>>>>
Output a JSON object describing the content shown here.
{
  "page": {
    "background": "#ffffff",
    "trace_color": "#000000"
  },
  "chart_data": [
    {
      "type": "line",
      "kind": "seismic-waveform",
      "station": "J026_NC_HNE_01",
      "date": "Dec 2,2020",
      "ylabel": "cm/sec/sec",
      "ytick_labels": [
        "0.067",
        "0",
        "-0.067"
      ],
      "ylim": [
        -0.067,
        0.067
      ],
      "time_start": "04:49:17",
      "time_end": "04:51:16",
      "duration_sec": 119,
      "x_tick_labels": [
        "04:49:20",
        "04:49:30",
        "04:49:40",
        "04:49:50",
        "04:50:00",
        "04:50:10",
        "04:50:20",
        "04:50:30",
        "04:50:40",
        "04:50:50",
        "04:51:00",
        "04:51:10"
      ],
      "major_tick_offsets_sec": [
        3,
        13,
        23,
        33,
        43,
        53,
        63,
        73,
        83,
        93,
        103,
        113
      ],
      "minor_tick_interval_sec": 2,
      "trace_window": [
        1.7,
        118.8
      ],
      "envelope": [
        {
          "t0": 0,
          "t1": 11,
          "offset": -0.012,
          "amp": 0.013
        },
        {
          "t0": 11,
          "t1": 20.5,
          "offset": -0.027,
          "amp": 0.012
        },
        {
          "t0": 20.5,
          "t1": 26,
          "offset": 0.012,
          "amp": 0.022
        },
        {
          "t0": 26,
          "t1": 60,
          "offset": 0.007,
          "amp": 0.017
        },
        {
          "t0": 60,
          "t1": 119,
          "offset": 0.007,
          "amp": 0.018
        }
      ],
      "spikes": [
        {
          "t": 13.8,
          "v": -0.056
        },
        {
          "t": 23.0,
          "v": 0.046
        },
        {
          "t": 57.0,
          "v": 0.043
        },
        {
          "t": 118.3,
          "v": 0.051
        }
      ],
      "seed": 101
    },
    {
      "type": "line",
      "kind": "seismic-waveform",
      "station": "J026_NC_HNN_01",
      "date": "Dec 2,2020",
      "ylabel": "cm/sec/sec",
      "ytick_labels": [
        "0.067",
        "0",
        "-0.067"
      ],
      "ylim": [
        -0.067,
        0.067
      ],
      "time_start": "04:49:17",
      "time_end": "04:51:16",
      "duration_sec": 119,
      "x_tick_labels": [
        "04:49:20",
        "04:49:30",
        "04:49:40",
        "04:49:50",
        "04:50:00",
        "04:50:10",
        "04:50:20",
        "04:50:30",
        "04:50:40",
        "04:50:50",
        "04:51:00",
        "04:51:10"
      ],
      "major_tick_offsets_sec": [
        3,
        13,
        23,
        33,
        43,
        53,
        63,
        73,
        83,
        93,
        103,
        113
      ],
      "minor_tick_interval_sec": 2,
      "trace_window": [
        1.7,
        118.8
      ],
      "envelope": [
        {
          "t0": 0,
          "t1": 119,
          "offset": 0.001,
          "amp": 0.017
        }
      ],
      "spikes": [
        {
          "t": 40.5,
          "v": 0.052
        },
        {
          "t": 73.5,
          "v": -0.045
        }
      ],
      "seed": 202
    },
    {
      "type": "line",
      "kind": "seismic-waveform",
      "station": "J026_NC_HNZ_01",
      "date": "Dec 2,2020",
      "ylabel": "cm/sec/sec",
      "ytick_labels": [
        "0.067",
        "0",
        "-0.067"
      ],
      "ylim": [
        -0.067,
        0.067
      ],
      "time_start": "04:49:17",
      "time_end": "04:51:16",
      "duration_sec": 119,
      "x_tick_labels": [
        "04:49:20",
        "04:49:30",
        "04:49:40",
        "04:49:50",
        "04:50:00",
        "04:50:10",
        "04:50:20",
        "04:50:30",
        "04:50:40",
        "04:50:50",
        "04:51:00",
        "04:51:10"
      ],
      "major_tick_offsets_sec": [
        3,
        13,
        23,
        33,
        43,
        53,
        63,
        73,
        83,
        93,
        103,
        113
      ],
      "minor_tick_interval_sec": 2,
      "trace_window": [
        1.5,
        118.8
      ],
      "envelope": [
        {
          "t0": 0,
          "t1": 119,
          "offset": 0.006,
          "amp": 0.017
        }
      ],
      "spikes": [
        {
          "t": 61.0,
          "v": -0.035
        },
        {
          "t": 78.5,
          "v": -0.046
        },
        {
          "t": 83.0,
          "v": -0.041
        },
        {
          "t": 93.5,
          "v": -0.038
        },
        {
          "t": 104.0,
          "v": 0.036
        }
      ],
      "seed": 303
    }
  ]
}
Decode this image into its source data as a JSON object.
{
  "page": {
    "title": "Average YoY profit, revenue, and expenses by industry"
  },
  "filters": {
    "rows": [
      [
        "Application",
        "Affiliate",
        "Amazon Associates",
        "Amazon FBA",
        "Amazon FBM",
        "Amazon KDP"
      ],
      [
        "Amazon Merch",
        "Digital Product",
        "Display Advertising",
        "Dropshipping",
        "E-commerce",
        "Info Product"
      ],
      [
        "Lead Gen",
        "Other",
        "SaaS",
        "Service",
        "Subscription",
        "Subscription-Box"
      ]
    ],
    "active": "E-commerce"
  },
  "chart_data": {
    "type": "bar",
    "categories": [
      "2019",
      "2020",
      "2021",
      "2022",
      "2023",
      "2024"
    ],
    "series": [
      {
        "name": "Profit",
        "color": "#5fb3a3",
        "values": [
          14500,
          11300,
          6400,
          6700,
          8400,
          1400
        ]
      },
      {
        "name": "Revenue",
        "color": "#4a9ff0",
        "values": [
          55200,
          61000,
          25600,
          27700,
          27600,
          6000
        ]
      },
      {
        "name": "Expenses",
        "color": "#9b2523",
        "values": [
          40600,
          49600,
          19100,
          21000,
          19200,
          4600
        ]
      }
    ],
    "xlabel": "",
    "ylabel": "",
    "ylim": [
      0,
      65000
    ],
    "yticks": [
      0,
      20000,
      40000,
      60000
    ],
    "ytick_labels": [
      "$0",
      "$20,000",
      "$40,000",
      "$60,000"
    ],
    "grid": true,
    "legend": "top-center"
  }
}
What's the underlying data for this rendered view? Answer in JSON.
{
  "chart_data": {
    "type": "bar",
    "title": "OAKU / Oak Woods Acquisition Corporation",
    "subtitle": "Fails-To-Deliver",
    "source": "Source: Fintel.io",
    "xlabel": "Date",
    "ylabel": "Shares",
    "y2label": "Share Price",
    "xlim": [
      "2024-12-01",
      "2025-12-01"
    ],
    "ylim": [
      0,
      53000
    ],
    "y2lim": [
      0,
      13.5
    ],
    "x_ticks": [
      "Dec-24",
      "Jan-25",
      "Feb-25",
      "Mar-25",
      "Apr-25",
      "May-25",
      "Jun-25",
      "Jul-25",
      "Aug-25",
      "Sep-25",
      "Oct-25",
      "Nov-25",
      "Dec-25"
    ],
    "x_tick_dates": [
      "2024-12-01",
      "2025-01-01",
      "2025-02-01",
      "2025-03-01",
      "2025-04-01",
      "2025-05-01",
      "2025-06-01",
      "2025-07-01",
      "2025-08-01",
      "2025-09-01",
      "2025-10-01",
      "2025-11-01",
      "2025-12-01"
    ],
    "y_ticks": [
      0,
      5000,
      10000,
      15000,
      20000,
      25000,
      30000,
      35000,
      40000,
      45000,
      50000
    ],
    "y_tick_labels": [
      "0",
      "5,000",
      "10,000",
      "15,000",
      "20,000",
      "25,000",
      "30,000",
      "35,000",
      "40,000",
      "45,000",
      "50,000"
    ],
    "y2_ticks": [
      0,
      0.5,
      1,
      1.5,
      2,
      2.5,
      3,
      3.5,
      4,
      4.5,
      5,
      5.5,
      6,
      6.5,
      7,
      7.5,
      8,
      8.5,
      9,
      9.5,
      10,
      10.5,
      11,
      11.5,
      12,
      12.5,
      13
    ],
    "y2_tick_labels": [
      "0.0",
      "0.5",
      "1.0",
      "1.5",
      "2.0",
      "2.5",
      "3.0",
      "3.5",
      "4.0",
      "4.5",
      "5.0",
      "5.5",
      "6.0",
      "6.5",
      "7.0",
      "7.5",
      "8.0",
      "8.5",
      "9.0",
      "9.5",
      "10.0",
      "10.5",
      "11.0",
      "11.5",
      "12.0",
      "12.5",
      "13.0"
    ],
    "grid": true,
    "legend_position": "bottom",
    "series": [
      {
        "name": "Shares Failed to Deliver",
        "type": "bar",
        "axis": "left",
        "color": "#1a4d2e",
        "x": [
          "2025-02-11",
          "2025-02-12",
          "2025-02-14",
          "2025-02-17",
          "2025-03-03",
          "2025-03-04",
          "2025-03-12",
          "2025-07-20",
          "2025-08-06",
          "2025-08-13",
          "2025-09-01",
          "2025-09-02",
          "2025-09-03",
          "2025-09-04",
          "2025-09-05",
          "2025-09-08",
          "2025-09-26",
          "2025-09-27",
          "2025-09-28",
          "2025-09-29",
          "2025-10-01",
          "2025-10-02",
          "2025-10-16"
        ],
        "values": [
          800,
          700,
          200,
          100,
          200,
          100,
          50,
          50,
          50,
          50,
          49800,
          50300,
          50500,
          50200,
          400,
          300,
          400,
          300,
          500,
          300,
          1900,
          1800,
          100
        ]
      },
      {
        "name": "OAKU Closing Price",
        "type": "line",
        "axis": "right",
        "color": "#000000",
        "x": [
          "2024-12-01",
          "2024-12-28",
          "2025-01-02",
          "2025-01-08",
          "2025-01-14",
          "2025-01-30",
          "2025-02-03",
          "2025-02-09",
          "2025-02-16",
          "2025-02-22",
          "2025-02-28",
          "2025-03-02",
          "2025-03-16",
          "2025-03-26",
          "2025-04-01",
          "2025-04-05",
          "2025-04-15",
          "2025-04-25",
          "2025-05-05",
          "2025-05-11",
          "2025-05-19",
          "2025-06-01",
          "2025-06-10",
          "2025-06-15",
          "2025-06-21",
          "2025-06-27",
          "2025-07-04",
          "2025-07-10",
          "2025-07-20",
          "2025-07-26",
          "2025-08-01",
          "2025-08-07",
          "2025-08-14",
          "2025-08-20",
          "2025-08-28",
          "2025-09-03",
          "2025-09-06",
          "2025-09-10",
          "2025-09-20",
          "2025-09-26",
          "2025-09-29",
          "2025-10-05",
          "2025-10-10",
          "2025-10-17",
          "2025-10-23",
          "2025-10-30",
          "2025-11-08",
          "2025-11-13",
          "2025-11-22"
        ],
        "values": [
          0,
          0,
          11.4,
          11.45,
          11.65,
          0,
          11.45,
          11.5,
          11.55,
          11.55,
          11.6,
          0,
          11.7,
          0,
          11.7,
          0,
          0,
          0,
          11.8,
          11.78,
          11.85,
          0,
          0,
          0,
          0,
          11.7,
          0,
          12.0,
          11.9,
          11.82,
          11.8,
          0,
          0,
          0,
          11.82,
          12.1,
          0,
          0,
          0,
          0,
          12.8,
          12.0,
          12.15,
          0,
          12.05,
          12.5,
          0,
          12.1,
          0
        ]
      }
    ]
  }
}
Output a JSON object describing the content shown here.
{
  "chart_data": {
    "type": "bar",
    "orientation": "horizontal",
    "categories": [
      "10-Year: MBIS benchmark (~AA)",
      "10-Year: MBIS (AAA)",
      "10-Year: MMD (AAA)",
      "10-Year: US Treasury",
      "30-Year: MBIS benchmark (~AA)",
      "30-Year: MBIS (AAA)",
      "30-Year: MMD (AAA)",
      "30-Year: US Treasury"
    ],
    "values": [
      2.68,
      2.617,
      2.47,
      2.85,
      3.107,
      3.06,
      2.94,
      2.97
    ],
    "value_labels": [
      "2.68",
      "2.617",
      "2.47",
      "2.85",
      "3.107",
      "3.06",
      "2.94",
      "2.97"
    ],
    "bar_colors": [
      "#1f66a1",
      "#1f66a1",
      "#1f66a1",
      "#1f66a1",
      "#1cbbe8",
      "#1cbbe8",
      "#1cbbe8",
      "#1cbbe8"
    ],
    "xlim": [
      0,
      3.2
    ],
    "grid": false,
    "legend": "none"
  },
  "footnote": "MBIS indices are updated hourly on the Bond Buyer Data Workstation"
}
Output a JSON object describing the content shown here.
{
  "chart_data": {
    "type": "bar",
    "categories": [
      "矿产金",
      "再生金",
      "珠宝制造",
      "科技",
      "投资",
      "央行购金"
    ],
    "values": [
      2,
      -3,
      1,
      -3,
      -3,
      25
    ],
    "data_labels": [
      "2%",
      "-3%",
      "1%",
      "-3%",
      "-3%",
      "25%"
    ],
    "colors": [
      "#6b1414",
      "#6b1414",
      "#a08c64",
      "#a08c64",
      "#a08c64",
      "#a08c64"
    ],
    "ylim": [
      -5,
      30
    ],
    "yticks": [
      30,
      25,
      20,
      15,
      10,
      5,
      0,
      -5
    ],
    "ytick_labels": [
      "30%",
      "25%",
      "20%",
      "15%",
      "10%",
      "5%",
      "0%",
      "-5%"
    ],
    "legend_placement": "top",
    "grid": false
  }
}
<<<<
Reproduce each line of the entries in which the word "Price" is found.

    "y2label": "Share Price",
        "name": "OAKU Closing Price",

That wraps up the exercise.